**Problem:**
Determine the number of lines below that contain "contaminated". Write nothing but that number.
(Data provided Opens)
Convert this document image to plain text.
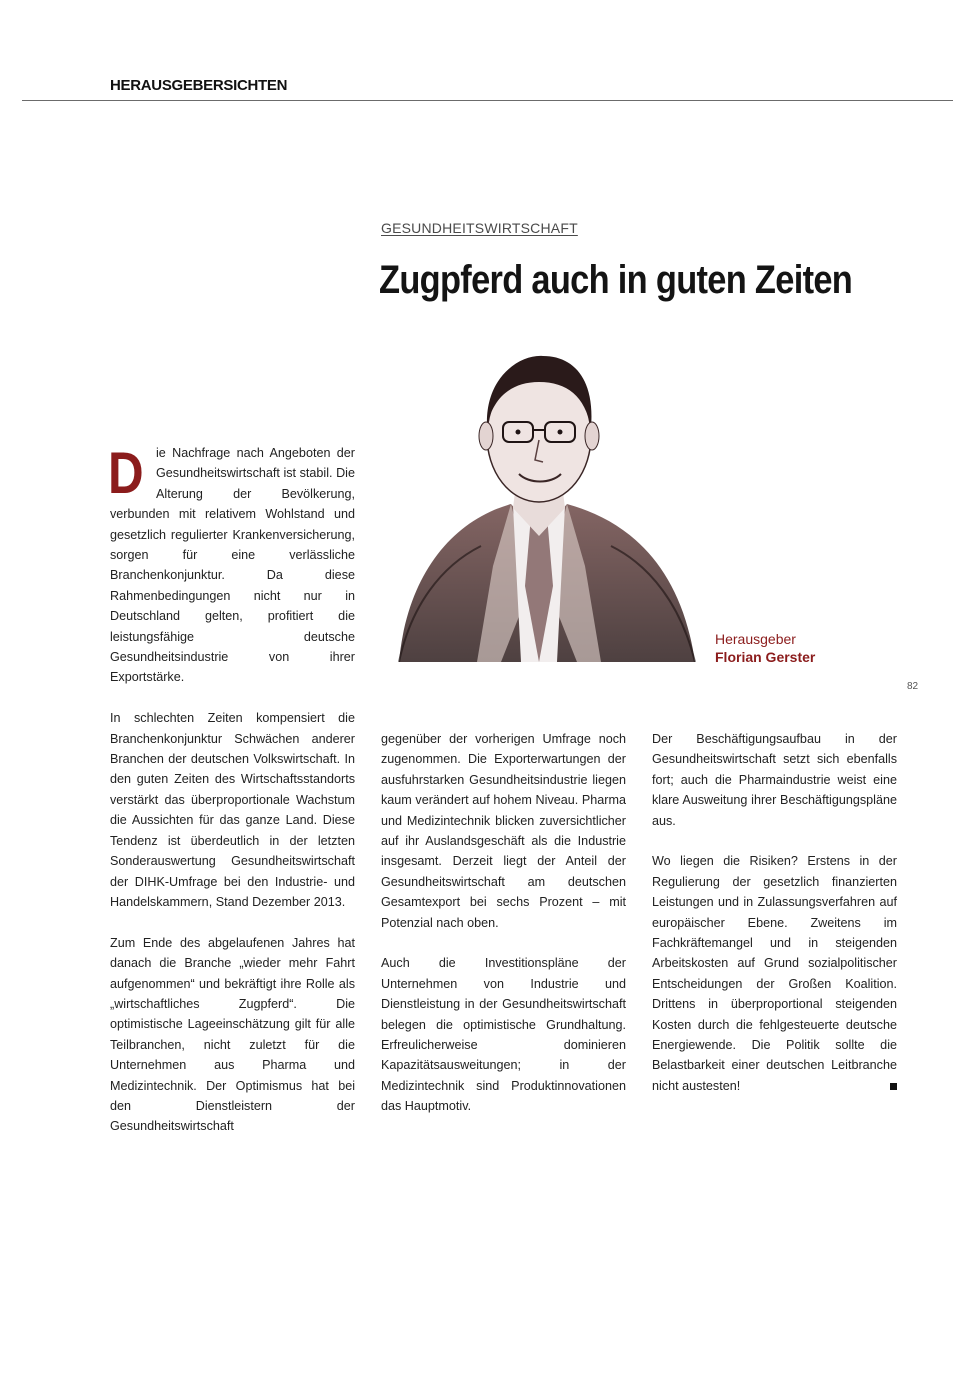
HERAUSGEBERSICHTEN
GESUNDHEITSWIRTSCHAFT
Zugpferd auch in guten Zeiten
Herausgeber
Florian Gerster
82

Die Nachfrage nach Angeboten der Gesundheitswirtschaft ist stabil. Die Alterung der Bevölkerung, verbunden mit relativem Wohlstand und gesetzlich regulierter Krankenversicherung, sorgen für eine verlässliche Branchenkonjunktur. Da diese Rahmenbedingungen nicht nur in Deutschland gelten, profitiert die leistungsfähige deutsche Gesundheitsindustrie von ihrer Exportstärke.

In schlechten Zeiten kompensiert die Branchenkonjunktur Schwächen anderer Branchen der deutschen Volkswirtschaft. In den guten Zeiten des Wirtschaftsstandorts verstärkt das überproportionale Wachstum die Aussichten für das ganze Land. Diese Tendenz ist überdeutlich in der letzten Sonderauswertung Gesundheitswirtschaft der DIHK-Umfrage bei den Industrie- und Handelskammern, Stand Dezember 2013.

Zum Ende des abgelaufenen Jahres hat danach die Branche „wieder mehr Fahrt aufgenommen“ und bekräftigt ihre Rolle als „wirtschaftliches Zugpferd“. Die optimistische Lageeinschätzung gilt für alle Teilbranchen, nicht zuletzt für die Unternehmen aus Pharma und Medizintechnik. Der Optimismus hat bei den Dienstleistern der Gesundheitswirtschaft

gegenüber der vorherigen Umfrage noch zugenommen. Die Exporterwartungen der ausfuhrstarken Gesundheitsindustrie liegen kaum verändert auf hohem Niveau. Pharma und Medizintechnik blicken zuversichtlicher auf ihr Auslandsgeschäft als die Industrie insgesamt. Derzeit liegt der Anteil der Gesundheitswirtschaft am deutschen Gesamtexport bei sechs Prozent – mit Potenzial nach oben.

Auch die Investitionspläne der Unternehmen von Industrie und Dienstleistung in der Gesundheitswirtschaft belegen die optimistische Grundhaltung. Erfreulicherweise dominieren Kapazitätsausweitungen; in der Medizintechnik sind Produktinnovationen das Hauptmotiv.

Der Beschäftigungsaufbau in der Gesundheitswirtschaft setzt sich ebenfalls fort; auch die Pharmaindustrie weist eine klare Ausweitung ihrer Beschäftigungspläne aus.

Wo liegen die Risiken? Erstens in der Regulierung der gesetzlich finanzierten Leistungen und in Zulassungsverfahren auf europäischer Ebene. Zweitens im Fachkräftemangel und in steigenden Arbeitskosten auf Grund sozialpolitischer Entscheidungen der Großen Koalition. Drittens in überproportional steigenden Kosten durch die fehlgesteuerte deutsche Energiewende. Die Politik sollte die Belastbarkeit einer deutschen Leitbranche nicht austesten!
(Data provided Closes)
(Data provided Opens)
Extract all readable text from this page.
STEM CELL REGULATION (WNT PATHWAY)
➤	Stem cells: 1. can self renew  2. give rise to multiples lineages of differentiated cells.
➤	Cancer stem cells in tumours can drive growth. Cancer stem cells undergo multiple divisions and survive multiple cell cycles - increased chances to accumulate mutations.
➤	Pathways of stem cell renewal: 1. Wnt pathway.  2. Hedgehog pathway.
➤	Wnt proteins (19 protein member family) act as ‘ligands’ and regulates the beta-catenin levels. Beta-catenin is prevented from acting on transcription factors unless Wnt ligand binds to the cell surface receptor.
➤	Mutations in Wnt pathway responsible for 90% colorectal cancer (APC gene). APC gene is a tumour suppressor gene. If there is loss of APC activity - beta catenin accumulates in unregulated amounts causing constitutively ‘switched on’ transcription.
(Data provided Closes)
(Data provided Opens)
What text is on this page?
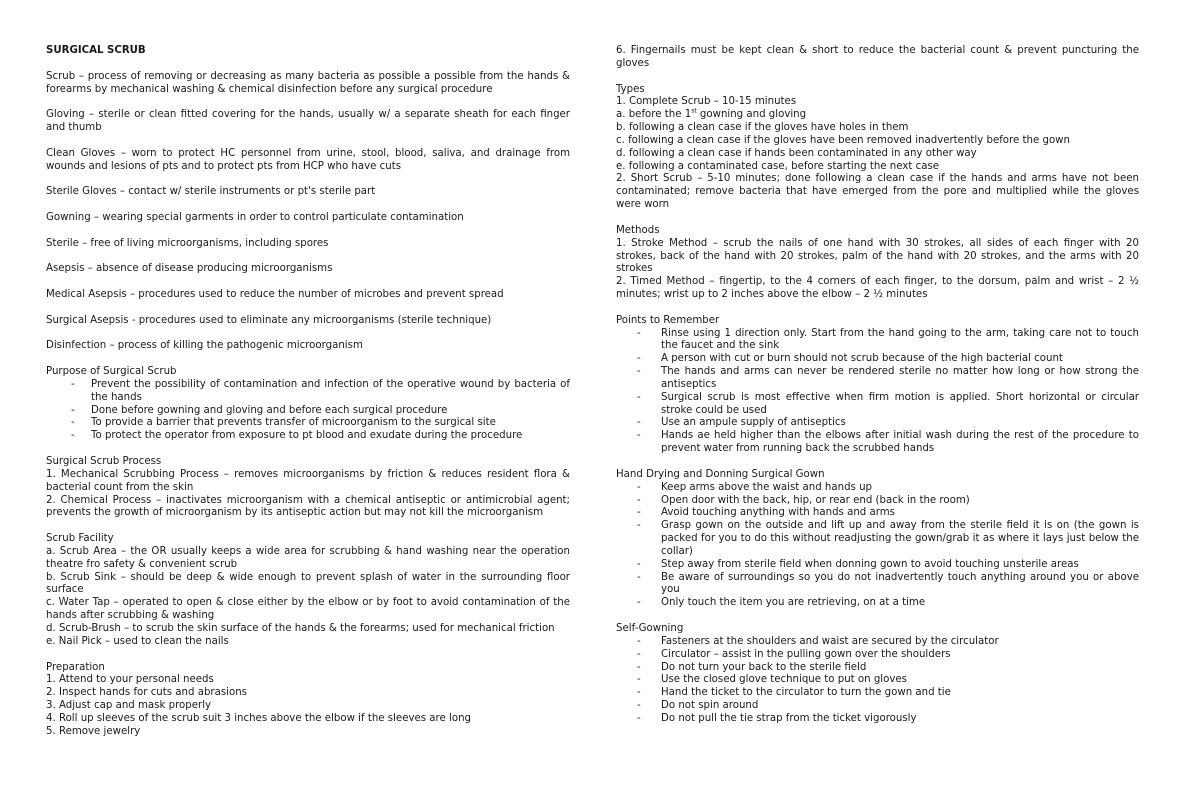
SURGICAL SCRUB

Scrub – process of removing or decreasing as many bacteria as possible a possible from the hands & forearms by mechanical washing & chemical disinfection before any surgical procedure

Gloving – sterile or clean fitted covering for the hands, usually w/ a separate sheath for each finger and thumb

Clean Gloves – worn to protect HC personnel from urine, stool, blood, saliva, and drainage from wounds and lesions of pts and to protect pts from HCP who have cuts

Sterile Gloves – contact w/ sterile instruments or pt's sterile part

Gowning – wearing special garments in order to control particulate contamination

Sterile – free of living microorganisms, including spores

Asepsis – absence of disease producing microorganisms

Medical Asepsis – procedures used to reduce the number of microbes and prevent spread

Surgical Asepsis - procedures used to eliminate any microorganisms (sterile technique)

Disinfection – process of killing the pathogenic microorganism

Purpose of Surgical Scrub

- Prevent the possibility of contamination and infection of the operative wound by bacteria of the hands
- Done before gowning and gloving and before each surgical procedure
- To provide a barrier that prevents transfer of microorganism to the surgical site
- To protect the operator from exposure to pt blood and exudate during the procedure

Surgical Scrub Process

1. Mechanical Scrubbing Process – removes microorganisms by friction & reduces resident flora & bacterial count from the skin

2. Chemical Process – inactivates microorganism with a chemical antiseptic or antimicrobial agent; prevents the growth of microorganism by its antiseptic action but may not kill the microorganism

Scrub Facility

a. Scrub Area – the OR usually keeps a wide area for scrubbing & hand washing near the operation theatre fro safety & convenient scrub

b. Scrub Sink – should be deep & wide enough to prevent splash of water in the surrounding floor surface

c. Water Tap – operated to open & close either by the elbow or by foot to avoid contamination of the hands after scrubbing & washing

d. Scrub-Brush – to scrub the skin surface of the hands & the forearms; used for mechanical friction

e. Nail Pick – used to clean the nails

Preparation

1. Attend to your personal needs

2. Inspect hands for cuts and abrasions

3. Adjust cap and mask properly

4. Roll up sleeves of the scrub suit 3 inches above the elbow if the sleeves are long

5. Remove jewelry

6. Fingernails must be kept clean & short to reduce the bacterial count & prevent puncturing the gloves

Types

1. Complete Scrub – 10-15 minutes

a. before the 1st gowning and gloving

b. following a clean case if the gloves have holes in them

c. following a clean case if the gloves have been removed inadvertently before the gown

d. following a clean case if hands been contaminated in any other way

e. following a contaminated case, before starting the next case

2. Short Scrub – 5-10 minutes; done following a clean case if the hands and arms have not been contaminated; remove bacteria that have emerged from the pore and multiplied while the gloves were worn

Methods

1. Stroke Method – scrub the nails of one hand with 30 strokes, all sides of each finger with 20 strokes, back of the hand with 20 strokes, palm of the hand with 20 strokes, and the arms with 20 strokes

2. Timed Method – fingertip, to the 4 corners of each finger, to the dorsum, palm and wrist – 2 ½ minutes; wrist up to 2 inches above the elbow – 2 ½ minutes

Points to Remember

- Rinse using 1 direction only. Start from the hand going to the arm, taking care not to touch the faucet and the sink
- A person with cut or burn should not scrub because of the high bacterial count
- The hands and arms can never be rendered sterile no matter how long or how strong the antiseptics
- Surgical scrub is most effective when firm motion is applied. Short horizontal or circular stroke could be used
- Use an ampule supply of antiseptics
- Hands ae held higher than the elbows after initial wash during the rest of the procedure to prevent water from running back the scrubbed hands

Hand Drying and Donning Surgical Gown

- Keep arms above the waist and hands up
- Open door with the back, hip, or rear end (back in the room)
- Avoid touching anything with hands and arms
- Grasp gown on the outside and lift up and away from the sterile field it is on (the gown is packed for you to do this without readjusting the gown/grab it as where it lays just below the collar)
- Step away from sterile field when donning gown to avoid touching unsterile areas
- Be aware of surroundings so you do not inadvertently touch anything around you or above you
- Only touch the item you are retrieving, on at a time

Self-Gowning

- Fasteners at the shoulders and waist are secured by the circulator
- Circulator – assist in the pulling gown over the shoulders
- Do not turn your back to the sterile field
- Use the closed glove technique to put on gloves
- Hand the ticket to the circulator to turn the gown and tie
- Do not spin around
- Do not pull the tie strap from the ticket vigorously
(Data provided Closes)
**Answer section:**
3